Saved entries
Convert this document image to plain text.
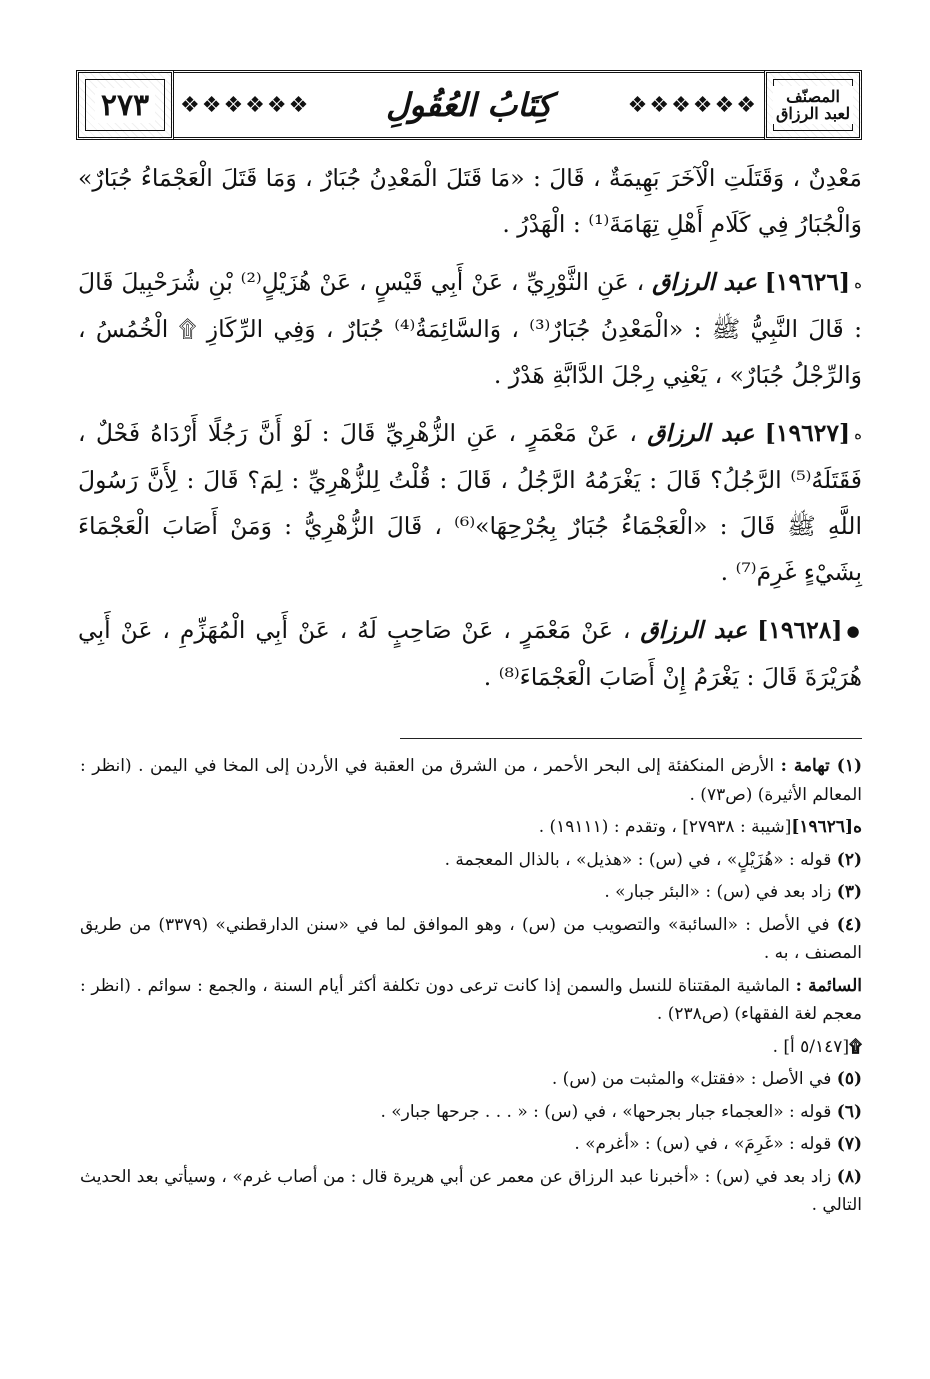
٢٧٣ ❖❖❖❖❖❖ كِتَابُ العُقُولِ	❖❖❖❖❖❖	المصنّف
لعبد الرزاق

مَعْدِنٌ ، وَقَتَلَتِ الْآخَرَ بَهِيمَةٌ ، قَالَ : «مَا قَتَلَ الْمَعْدِنُ جُبَارٌ ، وَمَا قَتَلَ الْعَجْمَاءُ جُبَارٌ» وَالْجُبَارُ فِي كَلَامِ أَهْلِ تِهَامَةَ⁽¹⁾ : الْهَدْرُ .

ه[١٩٦٢٦] عبد الرزاق ، عَنِ الثَّوْرِيِّ ، عَنْ أَبِي قَيْسٍ ، عَنْ هُزَيْلٍ⁽²⁾ بْنِ شُرَحْبِيلَ قَالَ : قَالَ النَّبِيُّ ﷺ : «الْمَعْدِنُ جُبَارٌ⁽³⁾ ، وَالسَّائِمَةُ⁽⁴⁾ جُبَارٌ ، وَفِي الرِّكَازِ ۩ الْخُمُسُ ، وَالرِّجْلُ جُبَارٌ» ، يَعْنِي رِجْلَ الدَّابَّةِ هَدْرٌ .

ه[١٩٦٢٧] عبد الرزاق ، عَنْ مَعْمَرٍ ، عَنِ الزُّهْرِيِّ قَالَ : لَوْ أَنَّ رَجُلًا أَرْدَاهُ فَحْلٌ ، فَقَتَلَهُ⁽⁵⁾ الرَّجُلُ؟ قَالَ : يَغْرَمُهُ الرَّجُلُ ، قَالَ : قُلْتُ لِلزُّهْرِيِّ : لِمَ؟ قَالَ : لِأَنَّ رَسُولَ اللَّهِ ﷺ قَالَ : «الْعَجْمَاءُ جُبَارٌ بِجُرْحِهَا»⁽⁶⁾ ، قَالَ الزُّهْرِيُّ : وَمَنْ أَصَابَ الْعَجْمَاءَ بِشَيْءٍ غَرِمَ⁽⁷⁾ .

●[١٩٦٢٨] عبد الرزاق ، عَنْ مَعْمَرٍ ، عَنْ صَاحِبٍ لَهُ ، عَنْ أَبِي الْمُهَزِّمِ ، عَنْ أَبِي هُرَيْرَةَ قَالَ : يَغْرَمُ إِنْ أَصَابَ الْعَجْمَاءَ⁽⁸⁾ .

(١) تهامة : الأرض المنكفئة إلى البحر الأحمر ، من الشرق من العقبة في الأردن إلى المخا في اليمن . (انظر : المعالم الأثيرة) (ص٧٣) .

ه[١٩٦٢٦][شيبة : ٢٧٩٣٨] ، وتقدم : (١٩١١١) .

(٢) قوله : «هُزَيْلٍ» ، في (س) : «هذيل» ، بالذال المعجمة .

(٣) زاد بعد في (س) : «البئر جبار» .

(٤) في الأصل : «السائبة» والتصويب من (س) ، وهو الموافق لما في «سنن الدارقطني» (٣٣٧٩) من طريق المصنف ، به .

السائمة : الماشية المقتناة للنسل والسمن إذا كانت ترعى دون تكلفة أكثر أيام السنة ، والجمع : سوائم . (انظر : معجم لغة الفقهاء) (ص٢٣٨) .

۩[٥/١٤٧ أ] .

(٥) في الأصل : «فقتل» والمثبت من (س) .

(٦) قوله : «العجماء جبار بجرحها» ، في (س) : « . . . جرحها جبار» .

(٧) قوله : «غَرِمَ» ، في (س) : «أغرم» .

(٨) زاد بعد في (س) : «أخبرنا عبد الرزاق عن معمر عن أبي هريرة قال : من أصاب غرم» ، وسيأتي بعد الحديث التالي .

## [SHORT PROBLEM]
Return each line from the material above exactly, but not the pictures.

## [THE SOLUTION]
Convert this document image to plain text.
٢٧٣ ❖❖❖❖❖❖ كِتَابُ العُقُولِ	❖❖❖❖❖❖	المصنّف
لعبد الرزاق

مَعْدِنٌ ، وَقَتَلَتِ الْآخَرَ بَهِيمَةٌ ، قَالَ : «مَا قَتَلَ الْمَعْدِنُ جُبَارٌ ، وَمَا قَتَلَ الْعَجْمَاءُ جُبَارٌ» وَالْجُبَارُ فِي كَلَامِ أَهْلِ تِهَامَةَ⁽¹⁾ : الْهَدْرُ .

ه[١٩٦٢٦] عبد الرزاق ، عَنِ الثَّوْرِيِّ ، عَنْ أَبِي قَيْسٍ ، عَنْ هُزَيْلٍ⁽²⁾ بْنِ شُرَحْبِيلَ قَالَ : قَالَ النَّبِيُّ ﷺ : «الْمَعْدِنُ جُبَارٌ⁽³⁾ ، وَالسَّائِمَةُ⁽⁴⁾ جُبَارٌ ، وَفِي الرِّكَازِ ۩ الْخُمُسُ ، وَالرِّجْلُ جُبَارٌ» ، يَعْنِي رِجْلَ الدَّابَّةِ هَدْرٌ .

ه[١٩٦٢٧] عبد الرزاق ، عَنْ مَعْمَرٍ ، عَنِ الزُّهْرِيِّ قَالَ : لَوْ أَنَّ رَجُلًا أَرْدَاهُ فَحْلٌ ، فَقَتَلَهُ⁽⁵⁾ الرَّجُلُ؟ قَالَ : يَغْرَمُهُ الرَّجُلُ ، قَالَ : قُلْتُ لِلزُّهْرِيِّ : لِمَ؟ قَالَ : لِأَنَّ رَسُولَ اللَّهِ ﷺ قَالَ : «الْعَجْمَاءُ جُبَارٌ بِجُرْحِهَا»⁽⁶⁾ ، قَالَ الزُّهْرِيُّ : وَمَنْ أَصَابَ الْعَجْمَاءَ بِشَيْءٍ غَرِمَ⁽⁷⁾ .

●[١٩٦٢٨] عبد الرزاق ، عَنْ مَعْمَرٍ ، عَنْ صَاحِبٍ لَهُ ، عَنْ أَبِي الْمُهَزِّمِ ، عَنْ أَبِي هُرَيْرَةَ قَالَ : يَغْرَمُ إِنْ أَصَابَ الْعَجْمَاءَ⁽⁸⁾ .

(١) تهامة : الأرض المنكفئة إلى البحر الأحمر ، من الشرق من العقبة في الأردن إلى المخا في اليمن . (انظر : المعالم الأثيرة) (ص٧٣) .

ه[١٩٦٢٦][شيبة : ٢٧٩٣٨] ، وتقدم : (١٩١١١) .

(٢) قوله : «هُزَيْلٍ» ، في (س) : «هذيل» ، بالذال المعجمة .

(٣) زاد بعد في (س) : «البئر جبار» .

(٤) في الأصل : «السائبة» والتصويب من (س) ، وهو الموافق لما في «سنن الدارقطني» (٣٣٧٩) من طريق المصنف ، به .

السائمة : الماشية المقتناة للنسل والسمن إذا كانت ترعى دون تكلفة أكثر أيام السنة ، والجمع : سوائم . (انظر : معجم لغة الفقهاء) (ص٢٣٨) .

۩[٥/١٤٧ أ] .

(٥) في الأصل : «فقتل» والمثبت من (س) .

(٦) قوله : «العجماء جبار بجرحها» ، في (س) : « . . . جرحها جبار» .

(٧) قوله : «غَرِمَ» ، في (س) : «أغرم» .

(٨) زاد بعد في (س) : «أخبرنا عبد الرزاق عن معمر عن أبي هريرة قال : من أصاب غرم» ، وسيأتي بعد الحديث التالي .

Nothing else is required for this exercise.